:: Provided information

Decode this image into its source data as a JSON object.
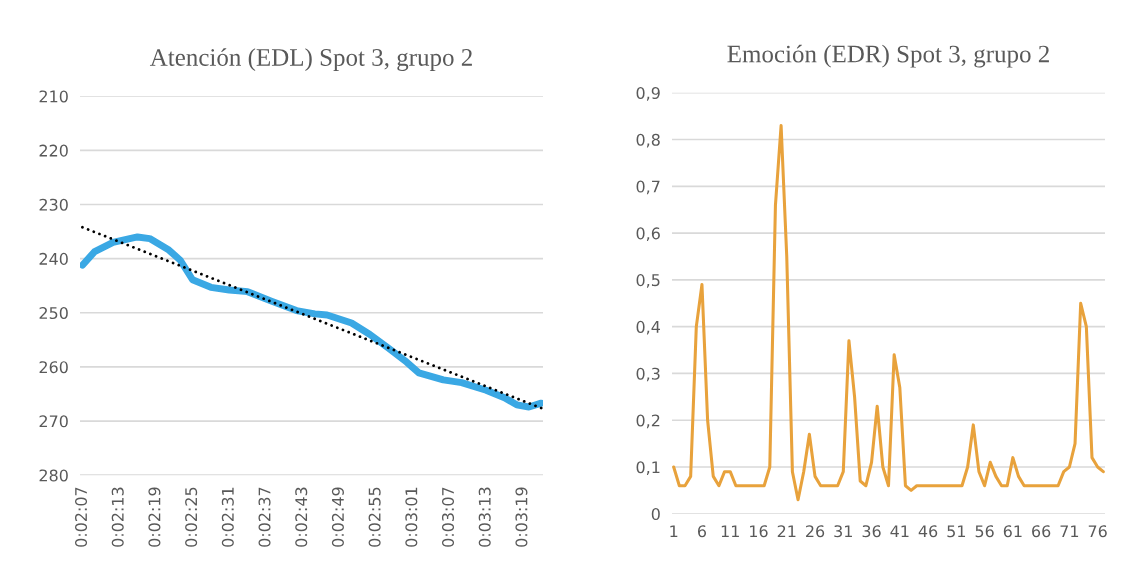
{
  "chart_data": [
    {
      "type": "line",
      "title": "Atención (EDL) Spot 3, grupo 2",
      "x": [
        0.035278,
        0.035833,
        0.036667,
        0.037778,
        0.038333,
        0.039167,
        0.039722,
        0.040278,
        0.041111,
        0.041944,
        0.042778,
        0.043889,
        0.045,
        0.045833,
        0.046389,
        0.0475,
        0.048333,
        0.049167,
        0.05,
        0.050556,
        0.051667,
        0.0525,
        0.053611,
        0.054444,
        0.055,
        0.055556,
        0.056111
      ],
      "series": [
        {
          "color": "#3aa8e4",
          "values": [
            241.2,
            238.7,
            237.0,
            236.0,
            236.3,
            238.3,
            240.3,
            243.9,
            245.3,
            245.8,
            246.1,
            247.9,
            249.6,
            250.2,
            250.4,
            251.9,
            254.0,
            256.5,
            259.1,
            261.1,
            262.4,
            262.9,
            264.3,
            265.7,
            267.0,
            267.4,
            266.7
          ]
        },
        {
          "type": "line",
          "color": "#000000",
          "line_style": "dotted",
          "x": [
            0.035278,
            0.056111
          ],
          "values": [
            234.2,
            267.6
          ]
        }
      ],
      "xlim": [
        0.035167,
        0.056194
      ],
      "xticks": [
        {
          "value": 0.035278,
          "label": "0:02:07"
        },
        {
          "value": 0.036944,
          "label": "0:02:13"
        },
        {
          "value": 0.038611,
          "label": "0:02:19"
        },
        {
          "value": 0.040278,
          "label": "0:02:25"
        },
        {
          "value": 0.041944,
          "label": "0:02:31"
        },
        {
          "value": 0.043611,
          "label": "0:02:37"
        },
        {
          "value": 0.045278,
          "label": "0:02:43"
        },
        {
          "value": 0.046944,
          "label": "0:02:49"
        },
        {
          "value": 0.048611,
          "label": "0:02:55"
        },
        {
          "value": 0.050278,
          "label": "0:03:01"
        },
        {
          "value": 0.051944,
          "label": "0:03:07"
        },
        {
          "value": 0.053611,
          "label": "0:03:13"
        },
        {
          "value": 0.055278,
          "label": "0:03:19"
        }
      ],
      "ylim": [
        280,
        210
      ],
      "yticks": [
        210,
        220,
        230,
        240,
        250,
        260,
        270,
        280
      ],
      "grid": "y",
      "legend": false
    },
    {
      "type": "line",
      "title": "Emoción (EDR) Spot 3, grupo 2",
      "categories": [
        "1",
        null,
        null,
        null,
        null,
        "6",
        null,
        null,
        null,
        null,
        "11",
        null,
        null,
        null,
        null,
        "16",
        null,
        null,
        null,
        null,
        "21",
        null,
        null,
        null,
        null,
        "26",
        null,
        null,
        null,
        null,
        "31",
        null,
        null,
        null,
        null,
        "36",
        null,
        null,
        null,
        null,
        "41",
        null,
        null,
        null,
        null,
        "46",
        null,
        null,
        null,
        null,
        "51",
        null,
        null,
        null,
        null,
        "56",
        null,
        null,
        null,
        null,
        "61",
        null,
        null,
        null,
        null,
        "66",
        null,
        null,
        null,
        null,
        "71",
        null,
        null,
        null,
        null,
        "76",
        null
      ],
      "series": [
        {
          "color": "#e8a23c",
          "values": [
            0.1,
            0.06,
            0.06,
            0.08,
            0.4,
            0.49,
            0.2,
            0.08,
            0.06,
            0.09,
            0.09,
            0.06,
            0.06,
            0.06,
            0.06,
            0.06,
            0.06,
            0.1,
            0.66,
            0.83,
            0.55,
            0.09,
            0.03,
            0.09,
            0.17,
            0.08,
            0.06,
            0.06,
            0.06,
            0.06,
            0.09,
            0.37,
            0.25,
            0.07,
            0.06,
            0.11,
            0.23,
            0.1,
            0.06,
            0.34,
            0.27,
            0.06,
            0.05,
            0.06,
            0.06,
            0.06,
            0.06,
            0.06,
            0.06,
            0.06,
            0.06,
            0.06,
            0.1,
            0.19,
            0.09,
            0.06,
            0.11,
            0.08,
            0.06,
            0.06,
            0.12,
            0.08,
            0.06,
            0.06,
            0.06,
            0.06,
            0.06,
            0.06,
            0.06,
            0.09,
            0.1,
            0.15,
            0.45,
            0.4,
            0.12,
            0.1,
            0.09
          ]
        }
      ],
      "ylim": [
        0,
        0.9
      ],
      "yticks": [
        {
          "value": 0,
          "label": "0"
        },
        {
          "value": 0.1,
          "label": "0,1"
        },
        {
          "value": 0.2,
          "label": "0,2"
        },
        {
          "value": 0.3,
          "label": "0,3"
        },
        {
          "value": 0.4,
          "label": "0,4"
        },
        {
          "value": 0.5,
          "label": "0,5"
        },
        {
          "value": 0.6,
          "label": "0,6"
        },
        {
          "value": 0.7,
          "label": "0,7"
        },
        {
          "value": 0.8,
          "label": "0,8"
        },
        {
          "value": 0.9,
          "label": "0,9"
        }
      ],
      "grid": "y",
      "legend": false
    }
  ]
}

::::

### What you have to do:
Repeat each entry exactly as it appears; skip any picture.

### Solution:
Decode this image into its source data as a JSON object.
{
  "chart_data": [
    {
      "type": "line",
      "title": "Atención (EDL) Spot 3, grupo 2",
      "x": [
        0.035278,
        0.035833,
        0.036667,
        0.037778,
        0.038333,
        0.039167,
        0.039722,
        0.040278,
        0.041111,
        0.041944,
        0.042778,
        0.043889,
        0.045,
        0.045833,
        0.046389,
        0.0475,
        0.048333,
        0.049167,
        0.05,
        0.050556,
        0.051667,
        0.0525,
        0.053611,
        0.054444,
        0.055,
        0.055556,
        0.056111
      ],
      "series": [
        {
          "color": "#3aa8e4",
          "values": [
            241.2,
            238.7,
            237.0,
            236.0,
            236.3,
            238.3,
            240.3,
            243.9,
            245.3,
            245.8,
            246.1,
            247.9,
            249.6,
            250.2,
            250.4,
            251.9,
            254.0,
            256.5,
            259.1,
            261.1,
            262.4,
            262.9,
            264.3,
            265.7,
            267.0,
            267.4,
            266.7
          ]
        },
        {
          "type": "line",
          "color": "#000000",
          "line_style": "dotted",
          "x": [
            0.035278,
            0.056111
          ],
          "values": [
            234.2,
            267.6
          ]
        }
      ],
      "xlim": [
        0.035167,
        0.056194
      ],
      "xticks": [
        {
          "value": 0.035278,
          "label": "0:02:07"
        },
        {
          "value": 0.036944,
          "label": "0:02:13"
        },
        {
          "value": 0.038611,
          "label": "0:02:19"
        },
        {
          "value": 0.040278,
          "label": "0:02:25"
        },
        {
          "value": 0.041944,
          "label": "0:02:31"
        },
        {
          "value": 0.043611,
          "label": "0:02:37"
        },
        {
          "value": 0.045278,
          "label": "0:02:43"
        },
        {
          "value": 0.046944,
          "label": "0:02:49"
        },
        {
          "value": 0.048611,
          "label": "0:02:55"
        },
        {
          "value": 0.050278,
          "label": "0:03:01"
        },
        {
          "value": 0.051944,
          "label": "0:03:07"
        },
        {
          "value": 0.053611,
          "label": "0:03:13"
        },
        {
          "value": 0.055278,
          "label": "0:03:19"
        }
      ],
      "ylim": [
        280,
        210
      ],
      "yticks": [
        210,
        220,
        230,
        240,
        250,
        260,
        270,
        280
      ],
      "grid": "y",
      "legend": false
    },
    {
      "type": "line",
      "title": "Emoción (EDR) Spot 3, grupo 2",
      "categories": [
        "1",
        null,
        null,
        null,
        null,
        "6",
        null,
        null,
        null,
        null,
        "11",
        null,
        null,
        null,
        null,
        "16",
        null,
        null,
        null,
        null,
        "21",
        null,
        null,
        null,
        null,
        "26",
        null,
        null,
        null,
        null,
        "31",
        null,
        null,
        null,
        null,
        "36",
        null,
        null,
        null,
        null,
        "41",
        null,
        null,
        null,
        null,
        "46",
        null,
        null,
        null,
        null,
        "51",
        null,
        null,
        null,
        null,
        "56",
        null,
        null,
        null,
        null,
        "61",
        null,
        null,
        null,
        null,
        "66",
        null,
        null,
        null,
        null,
        "71",
        null,
        null,
        null,
        null,
        "76",
        null
      ],
      "series": [
        {
          "color": "#e8a23c",
          "values": [
            0.1,
            0.06,
            0.06,
            0.08,
            0.4,
            0.49,
            0.2,
            0.08,
            0.06,
            0.09,
            0.09,
            0.06,
            0.06,
            0.06,
            0.06,
            0.06,
            0.06,
            0.1,
            0.66,
            0.83,
            0.55,
            0.09,
            0.03,
            0.09,
            0.17,
            0.08,
            0.06,
            0.06,
            0.06,
            0.06,
            0.09,
            0.37,
            0.25,
            0.07,
            0.06,
            0.11,
            0.23,
            0.1,
            0.06,
            0.34,
            0.27,
            0.06,
            0.05,
            0.06,
            0.06,
            0.06,
            0.06,
            0.06,
            0.06,
            0.06,
            0.06,
            0.06,
            0.1,
            0.19,
            0.09,
            0.06,
            0.11,
            0.08,
            0.06,
            0.06,
            0.12,
            0.08,
            0.06,
            0.06,
            0.06,
            0.06,
            0.06,
            0.06,
            0.06,
            0.09,
            0.1,
            0.15,
            0.45,
            0.4,
            0.12,
            0.1,
            0.09
          ]
        }
      ],
      "ylim": [
        0,
        0.9
      ],
      "yticks": [
        {
          "value": 0,
          "label": "0"
        },
        {
          "value": 0.1,
          "label": "0,1"
        },
        {
          "value": 0.2,
          "label": "0,2"
        },
        {
          "value": 0.3,
          "label": "0,3"
        },
        {
          "value": 0.4,
          "label": "0,4"
        },
        {
          "value": 0.5,
          "label": "0,5"
        },
        {
          "value": 0.6,
          "label": "0,6"
        },
        {
          "value": 0.7,
          "label": "0,7"
        },
        {
          "value": 0.8,
          "label": "0,8"
        },
        {
          "value": 0.9,
          "label": "0,9"
        }
      ],
      "grid": "y",
      "legend": false
    }
  ]
}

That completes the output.